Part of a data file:
------------------------------------
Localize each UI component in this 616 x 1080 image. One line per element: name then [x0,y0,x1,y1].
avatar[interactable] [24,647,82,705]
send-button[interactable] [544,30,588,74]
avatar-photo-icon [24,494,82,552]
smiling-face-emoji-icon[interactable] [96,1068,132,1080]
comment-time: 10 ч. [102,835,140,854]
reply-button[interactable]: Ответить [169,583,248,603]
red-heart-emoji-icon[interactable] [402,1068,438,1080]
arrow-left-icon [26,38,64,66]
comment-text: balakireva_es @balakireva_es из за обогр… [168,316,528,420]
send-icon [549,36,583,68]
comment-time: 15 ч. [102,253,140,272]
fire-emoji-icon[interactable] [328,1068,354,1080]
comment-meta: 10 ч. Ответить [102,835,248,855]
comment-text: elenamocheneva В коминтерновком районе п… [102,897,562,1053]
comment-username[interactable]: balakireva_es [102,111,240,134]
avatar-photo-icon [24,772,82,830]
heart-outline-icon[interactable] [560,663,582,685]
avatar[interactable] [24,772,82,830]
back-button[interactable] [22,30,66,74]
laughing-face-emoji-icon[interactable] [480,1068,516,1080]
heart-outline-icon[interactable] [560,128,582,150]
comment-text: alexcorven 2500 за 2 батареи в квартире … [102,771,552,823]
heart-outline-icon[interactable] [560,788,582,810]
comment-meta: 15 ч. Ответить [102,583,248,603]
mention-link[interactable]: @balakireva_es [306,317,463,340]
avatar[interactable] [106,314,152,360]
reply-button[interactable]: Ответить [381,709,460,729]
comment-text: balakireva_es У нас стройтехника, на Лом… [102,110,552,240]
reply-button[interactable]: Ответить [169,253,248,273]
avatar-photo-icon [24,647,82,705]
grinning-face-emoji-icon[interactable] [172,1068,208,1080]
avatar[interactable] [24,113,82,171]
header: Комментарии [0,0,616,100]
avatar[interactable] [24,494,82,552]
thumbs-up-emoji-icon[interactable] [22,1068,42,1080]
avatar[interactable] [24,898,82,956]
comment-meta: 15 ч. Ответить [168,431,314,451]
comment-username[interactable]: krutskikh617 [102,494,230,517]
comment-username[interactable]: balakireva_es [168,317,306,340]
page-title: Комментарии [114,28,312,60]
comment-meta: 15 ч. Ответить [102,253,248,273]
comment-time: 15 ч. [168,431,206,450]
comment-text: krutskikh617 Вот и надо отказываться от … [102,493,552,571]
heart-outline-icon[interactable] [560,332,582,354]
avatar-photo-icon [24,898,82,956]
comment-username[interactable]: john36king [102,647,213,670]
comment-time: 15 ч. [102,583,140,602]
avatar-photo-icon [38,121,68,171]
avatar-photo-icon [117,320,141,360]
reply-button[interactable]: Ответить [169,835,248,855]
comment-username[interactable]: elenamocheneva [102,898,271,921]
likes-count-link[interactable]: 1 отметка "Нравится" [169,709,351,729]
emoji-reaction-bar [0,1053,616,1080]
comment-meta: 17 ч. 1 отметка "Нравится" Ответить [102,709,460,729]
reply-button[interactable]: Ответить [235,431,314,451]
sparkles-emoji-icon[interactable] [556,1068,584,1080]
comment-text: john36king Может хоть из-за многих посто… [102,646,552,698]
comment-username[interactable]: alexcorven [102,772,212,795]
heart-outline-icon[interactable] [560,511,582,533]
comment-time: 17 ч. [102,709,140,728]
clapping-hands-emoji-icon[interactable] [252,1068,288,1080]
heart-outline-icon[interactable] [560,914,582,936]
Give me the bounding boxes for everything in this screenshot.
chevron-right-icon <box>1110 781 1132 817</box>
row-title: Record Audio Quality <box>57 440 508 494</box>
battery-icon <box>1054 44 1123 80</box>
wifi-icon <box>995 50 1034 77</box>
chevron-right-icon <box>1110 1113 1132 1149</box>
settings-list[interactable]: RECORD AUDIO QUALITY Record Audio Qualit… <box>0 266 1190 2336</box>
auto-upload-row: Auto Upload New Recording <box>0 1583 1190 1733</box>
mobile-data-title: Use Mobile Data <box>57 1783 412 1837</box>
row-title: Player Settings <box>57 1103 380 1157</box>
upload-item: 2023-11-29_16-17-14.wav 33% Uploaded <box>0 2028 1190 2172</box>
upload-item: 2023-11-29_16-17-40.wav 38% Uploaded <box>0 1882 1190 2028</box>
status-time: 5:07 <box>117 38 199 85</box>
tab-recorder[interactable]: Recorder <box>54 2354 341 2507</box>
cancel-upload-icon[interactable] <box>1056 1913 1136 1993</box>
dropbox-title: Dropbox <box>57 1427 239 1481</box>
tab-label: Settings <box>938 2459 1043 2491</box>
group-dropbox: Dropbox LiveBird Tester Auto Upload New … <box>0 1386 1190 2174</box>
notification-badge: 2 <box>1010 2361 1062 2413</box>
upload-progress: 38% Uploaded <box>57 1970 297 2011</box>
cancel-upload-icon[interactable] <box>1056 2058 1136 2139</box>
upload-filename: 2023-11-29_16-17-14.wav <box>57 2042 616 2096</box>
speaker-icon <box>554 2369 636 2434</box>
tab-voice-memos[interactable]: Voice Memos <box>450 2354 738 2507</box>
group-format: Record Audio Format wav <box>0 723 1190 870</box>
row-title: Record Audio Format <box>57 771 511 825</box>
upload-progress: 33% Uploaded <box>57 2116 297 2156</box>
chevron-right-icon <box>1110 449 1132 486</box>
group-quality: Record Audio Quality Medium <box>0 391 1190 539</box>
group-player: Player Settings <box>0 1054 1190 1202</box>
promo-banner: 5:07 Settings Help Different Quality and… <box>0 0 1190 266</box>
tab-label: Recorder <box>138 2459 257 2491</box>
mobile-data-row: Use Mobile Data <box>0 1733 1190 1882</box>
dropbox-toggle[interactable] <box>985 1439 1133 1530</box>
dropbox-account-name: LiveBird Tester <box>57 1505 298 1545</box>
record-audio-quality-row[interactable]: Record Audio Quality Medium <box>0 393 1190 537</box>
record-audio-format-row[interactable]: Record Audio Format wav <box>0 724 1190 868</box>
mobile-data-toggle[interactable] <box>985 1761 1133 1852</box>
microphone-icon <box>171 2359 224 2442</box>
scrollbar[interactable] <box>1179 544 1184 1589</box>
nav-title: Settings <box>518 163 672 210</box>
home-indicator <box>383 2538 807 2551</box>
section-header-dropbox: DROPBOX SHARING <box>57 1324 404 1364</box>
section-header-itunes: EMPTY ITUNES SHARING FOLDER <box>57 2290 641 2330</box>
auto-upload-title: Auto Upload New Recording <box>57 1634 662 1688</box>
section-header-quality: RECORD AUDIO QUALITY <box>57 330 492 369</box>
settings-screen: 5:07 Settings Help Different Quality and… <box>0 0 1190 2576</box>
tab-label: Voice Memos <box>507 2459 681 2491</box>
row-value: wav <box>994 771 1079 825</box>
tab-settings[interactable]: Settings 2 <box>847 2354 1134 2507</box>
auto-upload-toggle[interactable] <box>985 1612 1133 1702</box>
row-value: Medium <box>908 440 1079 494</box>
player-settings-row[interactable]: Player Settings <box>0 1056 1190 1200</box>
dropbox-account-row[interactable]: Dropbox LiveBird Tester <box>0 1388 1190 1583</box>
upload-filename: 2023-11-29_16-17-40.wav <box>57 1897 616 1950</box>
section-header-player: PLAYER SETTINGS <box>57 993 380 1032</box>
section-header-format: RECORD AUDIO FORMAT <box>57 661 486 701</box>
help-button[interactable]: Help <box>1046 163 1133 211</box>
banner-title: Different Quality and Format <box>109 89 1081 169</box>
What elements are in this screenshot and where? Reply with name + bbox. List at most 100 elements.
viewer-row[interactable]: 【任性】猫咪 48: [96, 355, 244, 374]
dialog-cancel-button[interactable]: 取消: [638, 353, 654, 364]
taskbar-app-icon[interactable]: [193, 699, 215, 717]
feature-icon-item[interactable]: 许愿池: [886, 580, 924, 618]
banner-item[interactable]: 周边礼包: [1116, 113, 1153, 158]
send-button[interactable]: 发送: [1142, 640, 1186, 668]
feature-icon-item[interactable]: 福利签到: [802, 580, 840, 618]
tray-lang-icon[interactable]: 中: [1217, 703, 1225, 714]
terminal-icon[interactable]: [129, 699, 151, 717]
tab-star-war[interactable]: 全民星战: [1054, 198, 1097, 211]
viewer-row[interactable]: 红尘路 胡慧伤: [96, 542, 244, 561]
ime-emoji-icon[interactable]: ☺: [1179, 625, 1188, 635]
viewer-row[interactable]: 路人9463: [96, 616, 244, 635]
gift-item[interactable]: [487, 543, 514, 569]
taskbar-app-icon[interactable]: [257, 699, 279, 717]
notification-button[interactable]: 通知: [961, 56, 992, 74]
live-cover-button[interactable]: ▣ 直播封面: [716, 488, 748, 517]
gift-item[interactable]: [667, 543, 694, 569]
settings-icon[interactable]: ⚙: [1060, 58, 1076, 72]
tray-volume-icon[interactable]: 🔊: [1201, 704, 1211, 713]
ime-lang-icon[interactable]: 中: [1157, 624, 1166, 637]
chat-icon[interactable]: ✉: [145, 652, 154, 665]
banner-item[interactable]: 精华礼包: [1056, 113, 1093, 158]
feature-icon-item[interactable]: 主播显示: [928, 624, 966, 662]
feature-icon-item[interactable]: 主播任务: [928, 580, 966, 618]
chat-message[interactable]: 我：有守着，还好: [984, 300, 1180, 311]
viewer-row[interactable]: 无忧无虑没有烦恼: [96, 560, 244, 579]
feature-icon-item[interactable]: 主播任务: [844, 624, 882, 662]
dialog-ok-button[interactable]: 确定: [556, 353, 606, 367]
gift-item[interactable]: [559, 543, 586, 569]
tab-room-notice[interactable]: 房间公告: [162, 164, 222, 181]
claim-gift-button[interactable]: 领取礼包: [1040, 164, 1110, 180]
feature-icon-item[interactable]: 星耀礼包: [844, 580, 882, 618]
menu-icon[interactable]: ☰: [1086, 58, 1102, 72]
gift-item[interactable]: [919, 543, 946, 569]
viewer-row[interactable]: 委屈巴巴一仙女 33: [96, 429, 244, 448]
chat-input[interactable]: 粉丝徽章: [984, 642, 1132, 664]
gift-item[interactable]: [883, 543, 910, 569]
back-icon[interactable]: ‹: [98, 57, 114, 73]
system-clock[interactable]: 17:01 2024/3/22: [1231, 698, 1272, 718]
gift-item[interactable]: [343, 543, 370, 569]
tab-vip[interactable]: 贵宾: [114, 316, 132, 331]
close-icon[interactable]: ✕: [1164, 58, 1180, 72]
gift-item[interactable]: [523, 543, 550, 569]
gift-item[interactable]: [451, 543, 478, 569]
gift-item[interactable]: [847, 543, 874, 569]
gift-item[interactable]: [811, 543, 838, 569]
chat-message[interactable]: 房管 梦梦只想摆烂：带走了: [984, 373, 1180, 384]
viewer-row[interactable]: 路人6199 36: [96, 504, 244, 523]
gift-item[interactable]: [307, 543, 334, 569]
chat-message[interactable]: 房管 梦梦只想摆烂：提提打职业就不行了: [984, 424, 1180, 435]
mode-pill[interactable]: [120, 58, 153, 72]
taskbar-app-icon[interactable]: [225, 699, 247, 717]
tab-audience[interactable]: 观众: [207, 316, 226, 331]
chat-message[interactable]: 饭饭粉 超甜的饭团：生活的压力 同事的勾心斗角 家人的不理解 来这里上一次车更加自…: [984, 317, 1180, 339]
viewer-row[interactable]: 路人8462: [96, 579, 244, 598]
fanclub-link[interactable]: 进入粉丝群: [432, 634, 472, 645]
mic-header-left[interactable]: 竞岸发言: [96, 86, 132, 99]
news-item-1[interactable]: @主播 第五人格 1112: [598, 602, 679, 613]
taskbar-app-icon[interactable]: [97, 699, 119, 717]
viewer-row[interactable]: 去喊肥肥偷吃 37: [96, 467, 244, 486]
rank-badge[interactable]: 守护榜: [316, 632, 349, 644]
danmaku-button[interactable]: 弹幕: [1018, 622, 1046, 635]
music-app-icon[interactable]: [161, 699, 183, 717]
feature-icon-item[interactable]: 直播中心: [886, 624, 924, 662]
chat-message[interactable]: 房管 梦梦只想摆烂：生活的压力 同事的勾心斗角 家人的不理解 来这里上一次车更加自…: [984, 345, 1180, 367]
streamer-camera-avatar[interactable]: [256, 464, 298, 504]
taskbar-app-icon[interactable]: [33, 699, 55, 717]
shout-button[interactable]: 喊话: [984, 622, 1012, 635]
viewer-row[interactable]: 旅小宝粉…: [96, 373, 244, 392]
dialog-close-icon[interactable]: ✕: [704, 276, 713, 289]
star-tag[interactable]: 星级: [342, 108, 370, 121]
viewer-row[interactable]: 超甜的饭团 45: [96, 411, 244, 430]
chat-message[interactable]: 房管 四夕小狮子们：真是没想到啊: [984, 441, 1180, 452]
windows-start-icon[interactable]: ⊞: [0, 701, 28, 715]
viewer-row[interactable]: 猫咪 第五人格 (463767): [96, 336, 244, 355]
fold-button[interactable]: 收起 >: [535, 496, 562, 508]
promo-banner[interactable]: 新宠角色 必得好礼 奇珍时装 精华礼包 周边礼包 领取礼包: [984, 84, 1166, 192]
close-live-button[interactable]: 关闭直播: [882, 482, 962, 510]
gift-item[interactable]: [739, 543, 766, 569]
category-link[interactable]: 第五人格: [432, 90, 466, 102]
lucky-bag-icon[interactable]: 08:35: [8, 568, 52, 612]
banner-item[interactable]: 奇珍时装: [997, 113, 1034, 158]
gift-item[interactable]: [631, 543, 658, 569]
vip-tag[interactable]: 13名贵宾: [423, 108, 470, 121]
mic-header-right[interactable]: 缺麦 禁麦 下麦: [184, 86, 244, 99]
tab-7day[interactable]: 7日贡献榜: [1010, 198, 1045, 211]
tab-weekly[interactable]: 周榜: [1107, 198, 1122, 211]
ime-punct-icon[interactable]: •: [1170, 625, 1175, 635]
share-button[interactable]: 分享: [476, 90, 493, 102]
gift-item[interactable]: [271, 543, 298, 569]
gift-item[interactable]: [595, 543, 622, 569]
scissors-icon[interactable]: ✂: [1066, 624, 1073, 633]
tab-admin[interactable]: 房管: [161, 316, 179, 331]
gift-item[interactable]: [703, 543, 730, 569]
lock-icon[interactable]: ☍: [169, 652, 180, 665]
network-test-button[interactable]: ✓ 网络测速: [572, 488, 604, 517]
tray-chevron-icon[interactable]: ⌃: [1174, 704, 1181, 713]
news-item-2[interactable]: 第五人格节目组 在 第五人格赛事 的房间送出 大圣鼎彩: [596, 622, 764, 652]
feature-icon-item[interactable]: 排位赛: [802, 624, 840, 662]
------------------------------------
Work to be completed >>
Print the lines of the entries without any changes, starting at the first line of the entries and ending at the line containing "avatar[interactable] [24,113,82,171]", with both of those lines included.

Written answer >>
Localize each UI component in this 616 x 1080 image. One line per element: name then [x0,y0,x1,y1].
avatar[interactable] [24,647,82,705]
send-button[interactable] [544,30,588,74]
avatar-photo-icon [24,494,82,552]
smiling-face-emoji-icon[interactable] [96,1068,132,1080]
comment-time: 10 ч. [102,835,140,854]
reply-button[interactable]: Ответить [169,583,248,603]
red-heart-emoji-icon[interactable] [402,1068,438,1080]
arrow-left-icon [26,38,64,66]
comment-text: balakireva_es @balakireva_es из за обогр… [168,316,528,420]
send-icon [549,36,583,68]
comment-time: 15 ч. [102,253,140,272]
fire-emoji-icon[interactable] [328,1068,354,1080]
comment-meta: 10 ч. Ответить [102,835,248,855]
comment-text: elenamocheneva В коминтерновком районе п… [102,897,562,1053]
comment-username[interactable]: balakireva_es [102,111,240,134]
avatar-photo-icon [24,772,82,830]
heart-outline-icon[interactable] [560,663,582,685]
avatar[interactable] [24,772,82,830]
back-button[interactable] [22,30,66,74]
laughing-face-emoji-icon[interactable] [480,1068,516,1080]
heart-outline-icon[interactable] [560,128,582,150]
comment-text: alexcorven 2500 за 2 батареи в квартире … [102,771,552,823]
heart-outline-icon[interactable] [560,788,582,810]
comment-meta: 15 ч. Ответить [102,583,248,603]
mention-link[interactable]: @balakireva_es [306,317,463,340]
avatar[interactable] [106,314,152,360]
reply-button[interactable]: Ответить [381,709,460,729]
comment-text: balakireva_es У нас стройтехника, на Лом… [102,110,552,240]
reply-button[interactable]: Ответить [169,253,248,273]
avatar-photo-icon [24,647,82,705]
grinning-face-emoji-icon[interactable] [172,1068,208,1080]
avatar[interactable] [24,113,82,171]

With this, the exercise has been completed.